[Task material start]

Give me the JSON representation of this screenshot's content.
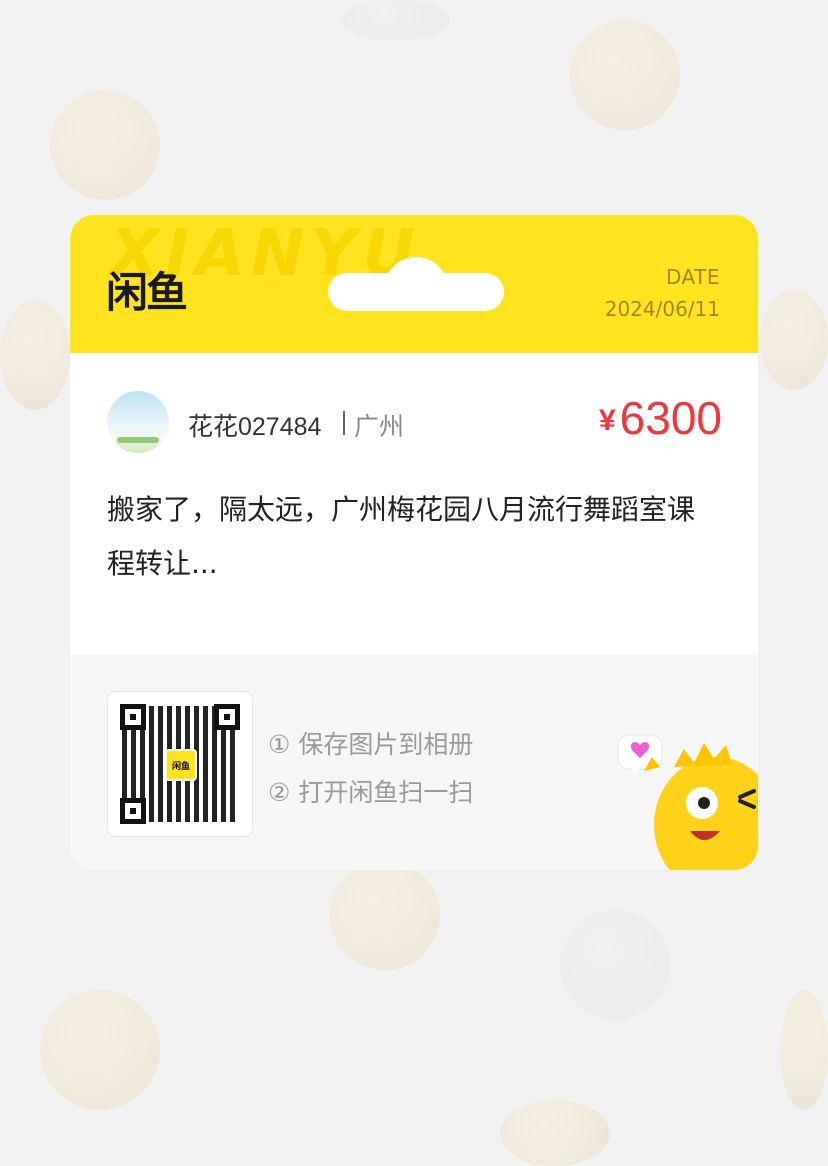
{
  "header": {
    "watermark": "XIANYU",
    "logo_text": "闲鱼",
    "date_label": "DATE",
    "date_value": "2024/06/11"
  },
  "seller": {
    "name": "花花027484",
    "city": "广州"
  },
  "price": {
    "symbol": "¥",
    "value": "6300"
  },
  "description": "搬家了，隔太远，广州梅花园八月流行舞蹈室课程转让...",
  "footer": {
    "qr_logo": "闲鱼",
    "steps": [
      "① 保存图片到相册",
      "② 打开闲鱼扫一扫"
    ]
  },
  "colors": {
    "brand_yellow": "#ffe31f",
    "price_red": "#f0353d",
    "background": "#f1f1f1"
  }
}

[Task material end]

Strip out the images, then output the records above word for word.

**Reply:**
Give me the JSON representation of this screenshot's content.
{
  "header": {
    "watermark": "XIANYU",
    "logo_text": "闲鱼",
    "date_label": "DATE",
    "date_value": "2024/06/11"
  },
  "seller": {
    "name": "花花027484",
    "city": "广州"
  },
  "price": {
    "symbol": "¥",
    "value": "6300"
  },
  "description": "搬家了，隔太远，广州梅花园八月流行舞蹈室课程转让...",
  "footer": {
    "qr_logo": "闲鱼",
    "steps": [
      "① 保存图片到相册",
      "② 打开闲鱼扫一扫"
    ]
  },
  "colors": {
    "brand_yellow": "#ffe31f",
    "price_red": "#f0353d",
    "background": "#f1f1f1"
  }
}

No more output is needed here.